Problem — For the word "resultantes", work out how many lines in the records below contain it and state that count alone.
══ Records provided
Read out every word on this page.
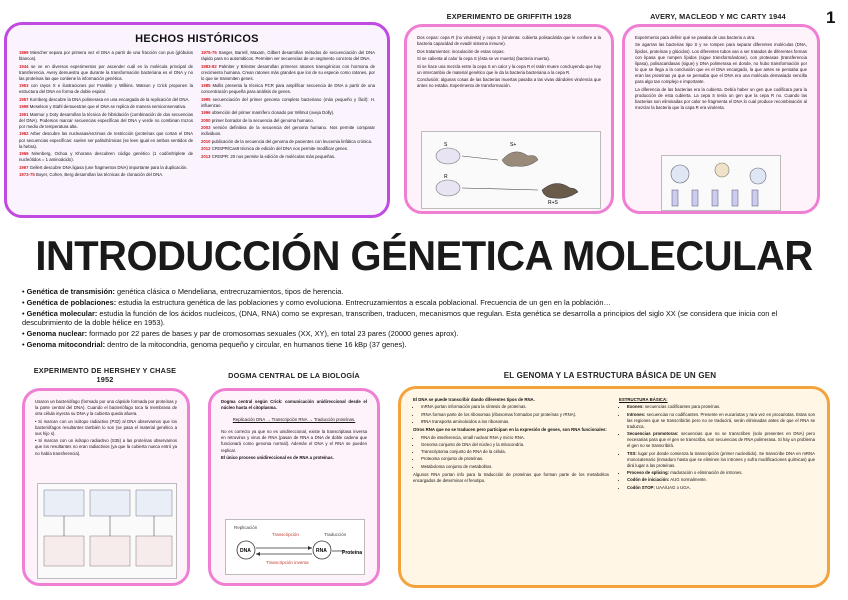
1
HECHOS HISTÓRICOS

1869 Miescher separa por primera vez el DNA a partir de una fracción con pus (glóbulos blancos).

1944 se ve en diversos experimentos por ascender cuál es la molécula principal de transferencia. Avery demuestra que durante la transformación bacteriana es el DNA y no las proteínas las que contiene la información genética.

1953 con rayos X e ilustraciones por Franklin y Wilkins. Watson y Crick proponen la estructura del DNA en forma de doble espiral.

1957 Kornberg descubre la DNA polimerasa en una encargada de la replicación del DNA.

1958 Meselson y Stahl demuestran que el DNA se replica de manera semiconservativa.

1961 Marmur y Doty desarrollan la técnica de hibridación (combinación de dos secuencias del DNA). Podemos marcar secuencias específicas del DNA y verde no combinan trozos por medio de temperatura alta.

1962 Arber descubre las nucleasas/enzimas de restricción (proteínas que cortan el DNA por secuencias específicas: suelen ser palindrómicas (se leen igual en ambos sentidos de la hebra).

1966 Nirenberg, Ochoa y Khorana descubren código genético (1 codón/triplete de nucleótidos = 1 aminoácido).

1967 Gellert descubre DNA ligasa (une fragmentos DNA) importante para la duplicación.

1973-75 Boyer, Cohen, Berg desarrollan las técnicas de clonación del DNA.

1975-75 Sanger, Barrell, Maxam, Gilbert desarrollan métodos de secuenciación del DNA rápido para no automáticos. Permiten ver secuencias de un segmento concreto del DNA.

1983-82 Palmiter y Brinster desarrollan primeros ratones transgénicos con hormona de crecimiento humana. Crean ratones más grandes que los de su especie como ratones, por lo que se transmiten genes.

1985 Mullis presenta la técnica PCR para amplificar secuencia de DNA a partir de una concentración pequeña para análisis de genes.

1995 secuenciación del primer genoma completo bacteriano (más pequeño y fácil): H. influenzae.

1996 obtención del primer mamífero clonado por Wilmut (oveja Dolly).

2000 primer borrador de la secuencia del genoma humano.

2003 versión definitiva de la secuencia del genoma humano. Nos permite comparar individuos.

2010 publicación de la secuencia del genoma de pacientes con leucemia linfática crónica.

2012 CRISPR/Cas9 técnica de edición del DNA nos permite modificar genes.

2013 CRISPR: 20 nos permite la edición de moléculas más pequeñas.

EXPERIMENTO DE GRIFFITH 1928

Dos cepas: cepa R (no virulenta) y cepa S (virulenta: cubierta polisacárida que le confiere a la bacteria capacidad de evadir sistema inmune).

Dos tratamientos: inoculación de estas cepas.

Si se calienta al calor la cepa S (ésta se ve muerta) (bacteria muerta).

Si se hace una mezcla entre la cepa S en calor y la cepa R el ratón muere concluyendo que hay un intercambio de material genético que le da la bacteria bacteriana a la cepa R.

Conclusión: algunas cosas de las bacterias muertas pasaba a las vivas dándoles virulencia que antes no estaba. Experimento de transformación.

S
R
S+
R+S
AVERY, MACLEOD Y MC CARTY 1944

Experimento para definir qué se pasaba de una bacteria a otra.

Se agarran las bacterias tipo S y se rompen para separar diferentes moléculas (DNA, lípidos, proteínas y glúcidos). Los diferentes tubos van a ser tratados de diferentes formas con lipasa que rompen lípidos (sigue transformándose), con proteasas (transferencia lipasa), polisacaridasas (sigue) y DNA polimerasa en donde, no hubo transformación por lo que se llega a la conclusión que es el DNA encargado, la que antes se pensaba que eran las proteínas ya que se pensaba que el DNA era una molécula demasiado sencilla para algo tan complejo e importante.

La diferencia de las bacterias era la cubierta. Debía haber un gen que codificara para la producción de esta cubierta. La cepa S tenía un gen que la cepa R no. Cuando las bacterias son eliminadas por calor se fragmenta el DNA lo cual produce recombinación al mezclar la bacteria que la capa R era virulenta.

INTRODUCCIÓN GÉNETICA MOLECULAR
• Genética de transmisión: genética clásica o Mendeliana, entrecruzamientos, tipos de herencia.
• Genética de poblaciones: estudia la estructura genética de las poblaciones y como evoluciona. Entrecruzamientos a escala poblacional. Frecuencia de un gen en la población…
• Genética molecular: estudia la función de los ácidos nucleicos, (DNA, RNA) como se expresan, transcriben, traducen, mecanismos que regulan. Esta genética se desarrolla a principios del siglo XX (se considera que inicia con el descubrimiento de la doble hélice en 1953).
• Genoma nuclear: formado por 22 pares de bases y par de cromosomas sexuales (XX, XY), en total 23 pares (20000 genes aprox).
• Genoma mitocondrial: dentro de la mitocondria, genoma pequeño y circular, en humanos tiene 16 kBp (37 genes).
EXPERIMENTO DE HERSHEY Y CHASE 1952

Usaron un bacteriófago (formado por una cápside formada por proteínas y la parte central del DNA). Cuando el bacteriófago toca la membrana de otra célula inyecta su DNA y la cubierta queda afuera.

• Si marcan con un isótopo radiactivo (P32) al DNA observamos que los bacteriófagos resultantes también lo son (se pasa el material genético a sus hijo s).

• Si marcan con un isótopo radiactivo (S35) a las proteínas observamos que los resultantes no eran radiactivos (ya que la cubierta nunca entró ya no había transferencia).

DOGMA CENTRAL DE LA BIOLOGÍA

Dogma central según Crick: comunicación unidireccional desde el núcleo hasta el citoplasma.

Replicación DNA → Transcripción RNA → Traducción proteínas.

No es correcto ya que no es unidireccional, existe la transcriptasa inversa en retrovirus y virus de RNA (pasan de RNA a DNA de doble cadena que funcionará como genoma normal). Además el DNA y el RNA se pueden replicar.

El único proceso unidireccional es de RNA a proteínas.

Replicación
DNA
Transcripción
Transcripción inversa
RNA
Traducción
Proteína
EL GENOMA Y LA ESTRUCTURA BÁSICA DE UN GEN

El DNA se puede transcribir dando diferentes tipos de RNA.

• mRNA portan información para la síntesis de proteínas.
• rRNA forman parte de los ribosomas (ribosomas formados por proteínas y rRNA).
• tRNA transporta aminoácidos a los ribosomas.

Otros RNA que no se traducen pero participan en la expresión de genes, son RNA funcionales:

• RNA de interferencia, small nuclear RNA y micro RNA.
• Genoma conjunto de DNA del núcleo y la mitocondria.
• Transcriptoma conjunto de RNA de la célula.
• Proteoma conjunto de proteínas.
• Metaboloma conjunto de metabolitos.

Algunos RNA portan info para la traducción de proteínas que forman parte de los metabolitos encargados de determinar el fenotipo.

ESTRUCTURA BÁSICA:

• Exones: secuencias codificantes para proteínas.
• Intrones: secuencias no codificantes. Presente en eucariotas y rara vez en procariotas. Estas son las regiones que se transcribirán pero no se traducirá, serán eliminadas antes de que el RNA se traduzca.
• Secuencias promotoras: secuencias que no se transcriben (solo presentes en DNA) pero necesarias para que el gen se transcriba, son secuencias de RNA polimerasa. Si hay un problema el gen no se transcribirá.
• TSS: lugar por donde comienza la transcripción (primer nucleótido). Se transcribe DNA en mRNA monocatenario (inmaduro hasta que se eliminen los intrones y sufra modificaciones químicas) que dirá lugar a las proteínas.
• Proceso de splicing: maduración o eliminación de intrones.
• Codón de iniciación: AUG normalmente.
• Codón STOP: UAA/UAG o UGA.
════
Written response — 2